What to do => From the listing below, pull out the lines that hold "FNPHM".

Records for this exercise =>
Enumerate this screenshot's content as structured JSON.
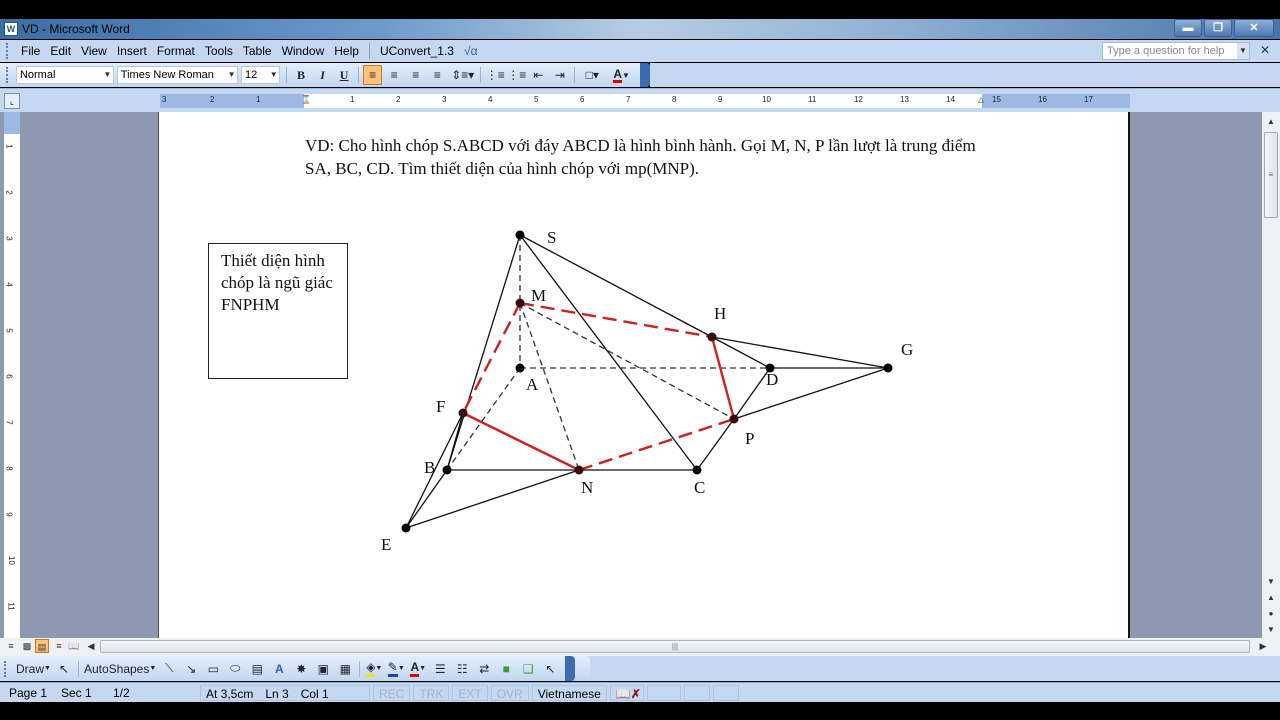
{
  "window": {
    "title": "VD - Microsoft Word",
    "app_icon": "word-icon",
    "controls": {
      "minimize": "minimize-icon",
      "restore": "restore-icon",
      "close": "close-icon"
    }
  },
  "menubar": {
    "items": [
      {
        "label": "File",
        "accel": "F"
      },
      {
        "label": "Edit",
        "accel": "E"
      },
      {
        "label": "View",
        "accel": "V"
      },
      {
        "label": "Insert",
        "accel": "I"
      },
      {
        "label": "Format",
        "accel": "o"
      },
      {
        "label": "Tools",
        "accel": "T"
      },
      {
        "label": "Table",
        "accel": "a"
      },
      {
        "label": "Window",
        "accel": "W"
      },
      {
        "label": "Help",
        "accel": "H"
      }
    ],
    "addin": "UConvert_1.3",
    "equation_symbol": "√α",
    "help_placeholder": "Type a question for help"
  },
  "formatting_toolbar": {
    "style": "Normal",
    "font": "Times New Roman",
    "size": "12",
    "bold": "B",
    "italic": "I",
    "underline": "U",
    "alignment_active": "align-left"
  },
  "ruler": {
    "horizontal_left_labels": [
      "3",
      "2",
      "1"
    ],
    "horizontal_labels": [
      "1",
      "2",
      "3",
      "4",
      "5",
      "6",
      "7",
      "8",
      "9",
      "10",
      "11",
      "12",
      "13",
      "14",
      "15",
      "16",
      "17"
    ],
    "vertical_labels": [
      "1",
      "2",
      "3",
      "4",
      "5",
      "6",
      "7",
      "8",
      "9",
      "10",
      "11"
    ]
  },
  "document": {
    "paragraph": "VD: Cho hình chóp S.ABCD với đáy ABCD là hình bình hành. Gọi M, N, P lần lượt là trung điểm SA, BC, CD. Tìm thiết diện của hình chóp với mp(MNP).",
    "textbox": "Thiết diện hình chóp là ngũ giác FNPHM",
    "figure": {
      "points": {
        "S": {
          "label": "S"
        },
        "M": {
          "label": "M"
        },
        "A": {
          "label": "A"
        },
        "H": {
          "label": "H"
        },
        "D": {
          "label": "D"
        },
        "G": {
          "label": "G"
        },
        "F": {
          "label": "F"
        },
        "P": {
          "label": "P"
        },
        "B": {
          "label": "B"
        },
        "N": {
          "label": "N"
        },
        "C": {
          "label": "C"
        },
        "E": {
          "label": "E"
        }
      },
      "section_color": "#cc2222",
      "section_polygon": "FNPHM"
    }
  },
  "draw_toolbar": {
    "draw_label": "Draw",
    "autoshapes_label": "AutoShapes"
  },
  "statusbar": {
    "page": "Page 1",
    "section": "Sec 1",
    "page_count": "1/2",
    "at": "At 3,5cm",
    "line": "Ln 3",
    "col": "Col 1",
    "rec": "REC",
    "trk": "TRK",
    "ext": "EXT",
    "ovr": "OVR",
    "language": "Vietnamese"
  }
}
==
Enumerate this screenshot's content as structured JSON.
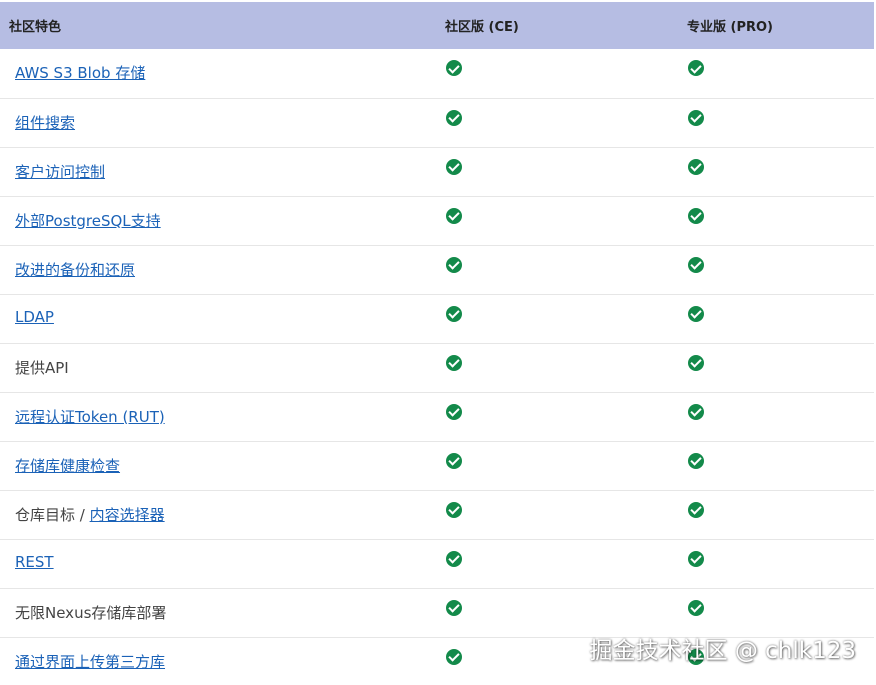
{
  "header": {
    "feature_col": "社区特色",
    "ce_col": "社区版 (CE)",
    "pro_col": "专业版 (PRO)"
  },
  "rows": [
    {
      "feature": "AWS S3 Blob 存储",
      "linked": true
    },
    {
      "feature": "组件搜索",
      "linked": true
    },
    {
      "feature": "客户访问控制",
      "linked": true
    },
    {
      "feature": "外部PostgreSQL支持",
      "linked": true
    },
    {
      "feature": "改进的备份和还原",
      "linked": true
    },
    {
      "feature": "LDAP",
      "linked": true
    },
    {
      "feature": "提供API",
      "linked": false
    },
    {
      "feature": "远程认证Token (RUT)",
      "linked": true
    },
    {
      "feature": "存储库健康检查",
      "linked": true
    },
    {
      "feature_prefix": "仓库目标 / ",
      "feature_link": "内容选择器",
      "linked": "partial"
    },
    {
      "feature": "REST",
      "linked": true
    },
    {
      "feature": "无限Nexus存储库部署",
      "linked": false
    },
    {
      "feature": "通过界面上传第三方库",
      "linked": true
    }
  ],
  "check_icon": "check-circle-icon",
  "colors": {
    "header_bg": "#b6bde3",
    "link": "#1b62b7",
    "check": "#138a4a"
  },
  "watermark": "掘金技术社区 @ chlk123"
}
==
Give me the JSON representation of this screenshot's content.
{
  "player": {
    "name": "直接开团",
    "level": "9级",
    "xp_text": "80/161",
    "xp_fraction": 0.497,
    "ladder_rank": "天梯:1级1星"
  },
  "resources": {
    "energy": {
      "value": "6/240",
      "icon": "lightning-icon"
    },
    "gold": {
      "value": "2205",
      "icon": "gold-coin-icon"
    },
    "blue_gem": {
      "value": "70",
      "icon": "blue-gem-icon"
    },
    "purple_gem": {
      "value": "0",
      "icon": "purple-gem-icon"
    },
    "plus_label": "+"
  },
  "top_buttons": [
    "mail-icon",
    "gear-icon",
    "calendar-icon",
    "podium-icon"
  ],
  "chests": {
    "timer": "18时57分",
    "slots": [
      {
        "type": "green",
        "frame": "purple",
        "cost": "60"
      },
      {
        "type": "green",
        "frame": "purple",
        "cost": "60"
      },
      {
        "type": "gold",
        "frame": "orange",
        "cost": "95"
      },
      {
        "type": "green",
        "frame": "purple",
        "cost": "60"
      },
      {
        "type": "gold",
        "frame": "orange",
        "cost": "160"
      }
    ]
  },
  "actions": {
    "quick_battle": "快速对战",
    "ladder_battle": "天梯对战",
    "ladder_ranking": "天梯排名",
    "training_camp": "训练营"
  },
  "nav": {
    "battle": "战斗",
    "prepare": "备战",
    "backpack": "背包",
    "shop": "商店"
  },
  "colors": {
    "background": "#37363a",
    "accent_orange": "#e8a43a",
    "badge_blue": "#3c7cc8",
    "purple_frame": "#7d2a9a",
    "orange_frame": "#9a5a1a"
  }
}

In response =>
    "textbox": "Thiết diện hình chóp là ngũ giác FNPHM",
      "section_polygon": "FNPHM"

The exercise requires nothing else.